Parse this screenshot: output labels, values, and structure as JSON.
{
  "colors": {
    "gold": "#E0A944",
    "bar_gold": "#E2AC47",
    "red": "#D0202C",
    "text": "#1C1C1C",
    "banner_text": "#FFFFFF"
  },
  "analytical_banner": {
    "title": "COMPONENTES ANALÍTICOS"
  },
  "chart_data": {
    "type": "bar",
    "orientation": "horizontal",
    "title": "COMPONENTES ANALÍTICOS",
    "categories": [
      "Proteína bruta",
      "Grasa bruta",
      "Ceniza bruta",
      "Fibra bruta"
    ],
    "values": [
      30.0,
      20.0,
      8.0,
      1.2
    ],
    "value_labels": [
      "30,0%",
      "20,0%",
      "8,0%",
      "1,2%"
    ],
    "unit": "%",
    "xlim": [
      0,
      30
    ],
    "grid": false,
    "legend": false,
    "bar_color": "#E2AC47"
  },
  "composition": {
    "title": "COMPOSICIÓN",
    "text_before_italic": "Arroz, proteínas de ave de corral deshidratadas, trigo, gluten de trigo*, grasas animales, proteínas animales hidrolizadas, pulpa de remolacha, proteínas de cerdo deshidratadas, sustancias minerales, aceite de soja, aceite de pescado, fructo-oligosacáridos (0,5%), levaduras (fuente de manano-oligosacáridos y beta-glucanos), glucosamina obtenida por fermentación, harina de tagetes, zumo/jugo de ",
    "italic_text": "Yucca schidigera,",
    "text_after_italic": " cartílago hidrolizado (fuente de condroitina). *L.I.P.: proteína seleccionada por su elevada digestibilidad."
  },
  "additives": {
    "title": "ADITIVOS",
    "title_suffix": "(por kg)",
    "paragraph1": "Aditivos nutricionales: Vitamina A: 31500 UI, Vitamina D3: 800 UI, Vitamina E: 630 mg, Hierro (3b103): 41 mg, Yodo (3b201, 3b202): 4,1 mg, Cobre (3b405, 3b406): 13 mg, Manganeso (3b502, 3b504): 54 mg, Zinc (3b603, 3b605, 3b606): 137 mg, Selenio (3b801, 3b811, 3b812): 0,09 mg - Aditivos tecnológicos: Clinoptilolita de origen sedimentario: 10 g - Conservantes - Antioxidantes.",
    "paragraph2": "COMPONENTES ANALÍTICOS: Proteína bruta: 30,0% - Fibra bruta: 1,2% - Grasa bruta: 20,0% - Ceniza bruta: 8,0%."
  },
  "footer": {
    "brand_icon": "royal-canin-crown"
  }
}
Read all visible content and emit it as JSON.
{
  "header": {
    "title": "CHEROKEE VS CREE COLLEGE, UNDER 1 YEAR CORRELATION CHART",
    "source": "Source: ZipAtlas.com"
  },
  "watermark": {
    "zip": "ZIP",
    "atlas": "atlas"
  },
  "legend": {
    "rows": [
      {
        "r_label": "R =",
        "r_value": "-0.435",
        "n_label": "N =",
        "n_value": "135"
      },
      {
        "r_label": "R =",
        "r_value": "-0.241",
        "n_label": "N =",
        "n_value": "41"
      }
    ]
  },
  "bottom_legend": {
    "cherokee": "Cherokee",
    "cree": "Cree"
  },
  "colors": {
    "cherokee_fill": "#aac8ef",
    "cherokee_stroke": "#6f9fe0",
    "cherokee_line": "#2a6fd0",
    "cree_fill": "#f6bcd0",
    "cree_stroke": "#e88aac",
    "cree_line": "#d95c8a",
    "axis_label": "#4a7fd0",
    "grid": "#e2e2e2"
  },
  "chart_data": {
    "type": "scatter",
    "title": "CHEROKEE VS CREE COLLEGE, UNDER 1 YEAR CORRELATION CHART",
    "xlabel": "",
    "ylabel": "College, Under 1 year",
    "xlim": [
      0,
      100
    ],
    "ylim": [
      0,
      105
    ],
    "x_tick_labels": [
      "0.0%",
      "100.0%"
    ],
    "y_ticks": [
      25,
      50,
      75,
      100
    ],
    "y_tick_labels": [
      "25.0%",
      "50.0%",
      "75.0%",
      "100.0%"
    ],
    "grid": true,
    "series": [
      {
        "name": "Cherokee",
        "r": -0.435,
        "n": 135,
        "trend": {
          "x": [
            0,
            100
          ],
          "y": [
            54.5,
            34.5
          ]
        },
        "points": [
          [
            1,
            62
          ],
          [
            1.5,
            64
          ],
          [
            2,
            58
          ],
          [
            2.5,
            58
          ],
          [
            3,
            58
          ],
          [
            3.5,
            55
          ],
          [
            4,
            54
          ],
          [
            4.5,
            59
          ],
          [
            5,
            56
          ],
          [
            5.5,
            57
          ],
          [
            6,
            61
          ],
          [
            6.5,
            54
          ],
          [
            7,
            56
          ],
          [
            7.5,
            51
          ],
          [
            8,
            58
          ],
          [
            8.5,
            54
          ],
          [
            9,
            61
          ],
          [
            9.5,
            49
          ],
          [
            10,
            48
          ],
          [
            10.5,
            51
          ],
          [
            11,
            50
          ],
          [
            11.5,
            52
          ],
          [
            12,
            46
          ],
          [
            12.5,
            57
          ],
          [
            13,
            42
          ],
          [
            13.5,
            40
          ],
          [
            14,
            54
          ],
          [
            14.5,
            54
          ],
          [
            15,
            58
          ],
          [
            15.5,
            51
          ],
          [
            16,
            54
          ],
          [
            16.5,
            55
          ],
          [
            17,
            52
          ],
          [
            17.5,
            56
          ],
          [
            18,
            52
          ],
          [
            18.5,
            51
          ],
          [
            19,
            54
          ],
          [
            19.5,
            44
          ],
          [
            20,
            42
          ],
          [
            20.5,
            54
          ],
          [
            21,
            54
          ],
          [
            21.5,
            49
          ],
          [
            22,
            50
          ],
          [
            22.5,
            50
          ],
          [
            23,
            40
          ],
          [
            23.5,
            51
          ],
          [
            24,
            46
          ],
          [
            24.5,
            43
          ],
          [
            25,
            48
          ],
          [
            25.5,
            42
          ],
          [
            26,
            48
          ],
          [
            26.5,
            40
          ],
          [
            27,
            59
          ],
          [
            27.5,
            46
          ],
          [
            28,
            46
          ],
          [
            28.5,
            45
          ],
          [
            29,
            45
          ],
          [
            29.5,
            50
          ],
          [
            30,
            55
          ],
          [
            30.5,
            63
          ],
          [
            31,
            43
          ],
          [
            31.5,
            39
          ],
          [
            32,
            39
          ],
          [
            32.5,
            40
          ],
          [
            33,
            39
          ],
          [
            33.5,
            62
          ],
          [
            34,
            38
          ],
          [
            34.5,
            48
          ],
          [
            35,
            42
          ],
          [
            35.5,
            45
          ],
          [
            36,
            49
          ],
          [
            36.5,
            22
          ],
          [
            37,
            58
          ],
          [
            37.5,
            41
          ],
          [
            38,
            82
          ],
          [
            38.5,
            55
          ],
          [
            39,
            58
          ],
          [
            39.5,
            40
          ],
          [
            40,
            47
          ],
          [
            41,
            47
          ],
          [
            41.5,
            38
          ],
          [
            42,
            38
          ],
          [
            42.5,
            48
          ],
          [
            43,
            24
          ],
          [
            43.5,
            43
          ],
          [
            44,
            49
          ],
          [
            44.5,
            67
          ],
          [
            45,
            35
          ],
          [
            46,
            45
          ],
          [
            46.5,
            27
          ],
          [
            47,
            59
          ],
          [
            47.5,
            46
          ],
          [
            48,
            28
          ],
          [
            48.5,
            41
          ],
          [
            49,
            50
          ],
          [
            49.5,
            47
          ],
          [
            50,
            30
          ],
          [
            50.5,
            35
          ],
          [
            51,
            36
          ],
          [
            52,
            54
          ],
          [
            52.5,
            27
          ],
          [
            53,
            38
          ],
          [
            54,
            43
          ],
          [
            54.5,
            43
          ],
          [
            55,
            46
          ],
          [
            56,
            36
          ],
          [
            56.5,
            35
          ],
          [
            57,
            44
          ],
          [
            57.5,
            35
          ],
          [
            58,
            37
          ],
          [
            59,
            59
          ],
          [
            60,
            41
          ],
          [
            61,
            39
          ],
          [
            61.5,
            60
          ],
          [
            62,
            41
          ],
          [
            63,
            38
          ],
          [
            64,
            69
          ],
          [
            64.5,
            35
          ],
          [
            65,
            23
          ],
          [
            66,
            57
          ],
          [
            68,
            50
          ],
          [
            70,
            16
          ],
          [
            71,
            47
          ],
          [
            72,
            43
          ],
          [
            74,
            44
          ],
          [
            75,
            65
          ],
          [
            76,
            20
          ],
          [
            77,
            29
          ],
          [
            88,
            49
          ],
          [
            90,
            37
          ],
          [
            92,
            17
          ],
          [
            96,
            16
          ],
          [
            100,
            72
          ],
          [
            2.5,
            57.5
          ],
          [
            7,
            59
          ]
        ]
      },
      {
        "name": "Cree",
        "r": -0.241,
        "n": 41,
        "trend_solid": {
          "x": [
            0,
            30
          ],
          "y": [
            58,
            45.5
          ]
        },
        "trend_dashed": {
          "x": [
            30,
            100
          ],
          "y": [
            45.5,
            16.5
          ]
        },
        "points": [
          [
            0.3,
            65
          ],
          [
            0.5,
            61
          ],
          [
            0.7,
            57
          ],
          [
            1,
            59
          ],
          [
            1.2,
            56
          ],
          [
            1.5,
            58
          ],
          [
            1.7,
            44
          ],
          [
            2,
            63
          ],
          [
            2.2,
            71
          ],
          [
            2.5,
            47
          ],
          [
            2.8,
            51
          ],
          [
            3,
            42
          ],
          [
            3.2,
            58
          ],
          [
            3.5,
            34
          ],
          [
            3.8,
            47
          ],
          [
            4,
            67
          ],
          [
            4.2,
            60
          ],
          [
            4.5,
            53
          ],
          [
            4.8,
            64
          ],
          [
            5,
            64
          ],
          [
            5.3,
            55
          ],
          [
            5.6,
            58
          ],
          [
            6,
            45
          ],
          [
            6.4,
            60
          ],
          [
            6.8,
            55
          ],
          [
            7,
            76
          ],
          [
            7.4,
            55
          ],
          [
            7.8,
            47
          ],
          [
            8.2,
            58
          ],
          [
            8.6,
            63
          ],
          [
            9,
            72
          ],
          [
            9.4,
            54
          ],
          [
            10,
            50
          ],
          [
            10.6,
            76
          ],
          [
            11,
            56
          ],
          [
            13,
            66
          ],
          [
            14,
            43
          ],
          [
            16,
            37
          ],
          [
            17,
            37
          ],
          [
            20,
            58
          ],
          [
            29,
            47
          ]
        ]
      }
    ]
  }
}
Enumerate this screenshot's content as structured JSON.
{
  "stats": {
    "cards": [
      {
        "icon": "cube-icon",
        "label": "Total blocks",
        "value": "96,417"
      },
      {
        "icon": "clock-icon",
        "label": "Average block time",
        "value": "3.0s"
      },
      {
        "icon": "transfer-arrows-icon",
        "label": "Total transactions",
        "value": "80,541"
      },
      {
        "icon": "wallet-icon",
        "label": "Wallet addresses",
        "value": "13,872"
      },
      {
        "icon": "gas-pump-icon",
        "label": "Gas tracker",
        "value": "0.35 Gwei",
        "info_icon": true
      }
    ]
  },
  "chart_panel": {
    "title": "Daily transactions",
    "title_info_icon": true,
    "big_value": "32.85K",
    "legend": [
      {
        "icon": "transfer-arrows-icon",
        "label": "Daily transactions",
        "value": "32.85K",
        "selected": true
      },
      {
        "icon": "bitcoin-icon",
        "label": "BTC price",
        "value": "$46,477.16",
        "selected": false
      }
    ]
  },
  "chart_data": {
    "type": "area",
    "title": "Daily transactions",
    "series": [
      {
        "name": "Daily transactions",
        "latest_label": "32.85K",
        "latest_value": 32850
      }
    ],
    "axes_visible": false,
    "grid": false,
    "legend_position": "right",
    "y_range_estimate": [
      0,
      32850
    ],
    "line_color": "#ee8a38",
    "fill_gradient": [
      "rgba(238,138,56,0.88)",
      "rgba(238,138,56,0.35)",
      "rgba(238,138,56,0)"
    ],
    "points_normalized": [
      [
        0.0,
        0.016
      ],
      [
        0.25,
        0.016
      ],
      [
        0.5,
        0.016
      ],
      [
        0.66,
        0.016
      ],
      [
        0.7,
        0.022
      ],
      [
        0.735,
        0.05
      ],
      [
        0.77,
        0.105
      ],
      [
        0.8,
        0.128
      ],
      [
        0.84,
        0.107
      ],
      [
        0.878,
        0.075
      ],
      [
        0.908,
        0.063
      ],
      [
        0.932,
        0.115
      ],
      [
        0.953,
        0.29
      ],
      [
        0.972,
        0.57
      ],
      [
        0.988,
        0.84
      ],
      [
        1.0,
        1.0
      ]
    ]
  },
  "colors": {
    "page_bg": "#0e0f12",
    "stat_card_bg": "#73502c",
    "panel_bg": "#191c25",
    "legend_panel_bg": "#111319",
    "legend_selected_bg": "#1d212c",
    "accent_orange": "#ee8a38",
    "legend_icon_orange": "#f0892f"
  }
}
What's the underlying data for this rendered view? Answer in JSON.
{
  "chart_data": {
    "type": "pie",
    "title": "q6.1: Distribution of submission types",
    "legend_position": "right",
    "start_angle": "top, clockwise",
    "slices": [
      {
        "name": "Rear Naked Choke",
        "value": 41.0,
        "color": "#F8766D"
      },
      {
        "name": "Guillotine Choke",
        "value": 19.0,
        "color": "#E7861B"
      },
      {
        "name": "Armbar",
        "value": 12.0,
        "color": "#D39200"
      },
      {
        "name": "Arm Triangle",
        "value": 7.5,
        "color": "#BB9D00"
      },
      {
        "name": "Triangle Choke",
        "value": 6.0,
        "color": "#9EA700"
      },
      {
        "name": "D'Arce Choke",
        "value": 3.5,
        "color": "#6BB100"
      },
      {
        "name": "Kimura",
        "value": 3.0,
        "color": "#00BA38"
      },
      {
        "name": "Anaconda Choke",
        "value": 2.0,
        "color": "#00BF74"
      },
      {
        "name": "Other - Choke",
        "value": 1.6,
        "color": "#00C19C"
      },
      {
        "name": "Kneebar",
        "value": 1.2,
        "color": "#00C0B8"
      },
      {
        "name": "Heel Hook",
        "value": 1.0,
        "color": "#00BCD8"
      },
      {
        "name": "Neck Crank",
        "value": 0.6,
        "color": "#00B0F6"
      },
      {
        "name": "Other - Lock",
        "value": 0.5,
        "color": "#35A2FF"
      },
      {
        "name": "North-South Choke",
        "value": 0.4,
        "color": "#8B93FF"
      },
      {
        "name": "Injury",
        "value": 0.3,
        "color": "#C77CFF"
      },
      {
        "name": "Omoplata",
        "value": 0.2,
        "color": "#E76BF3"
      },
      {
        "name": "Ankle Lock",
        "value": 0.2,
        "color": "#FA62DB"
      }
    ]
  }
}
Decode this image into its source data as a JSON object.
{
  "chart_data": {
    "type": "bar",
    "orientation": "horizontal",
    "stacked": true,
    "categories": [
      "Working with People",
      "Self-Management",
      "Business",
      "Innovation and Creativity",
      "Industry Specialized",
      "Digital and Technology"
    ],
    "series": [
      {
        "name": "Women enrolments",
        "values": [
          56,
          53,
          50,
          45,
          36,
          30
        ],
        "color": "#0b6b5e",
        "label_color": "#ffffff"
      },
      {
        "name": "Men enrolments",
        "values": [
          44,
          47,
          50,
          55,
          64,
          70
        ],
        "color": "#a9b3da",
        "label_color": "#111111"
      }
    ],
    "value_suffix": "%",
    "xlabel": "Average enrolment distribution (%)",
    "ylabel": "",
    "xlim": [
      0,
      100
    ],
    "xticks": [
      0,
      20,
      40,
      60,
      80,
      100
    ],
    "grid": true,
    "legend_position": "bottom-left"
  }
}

================

All lines holding the word "transactions" should be picked out and copied.

        "label": "Total transactions",
    "title": "Daily transactions",
        "label": "Daily transactions",
    "title": "Daily transactions",
        "name": "Daily transactions",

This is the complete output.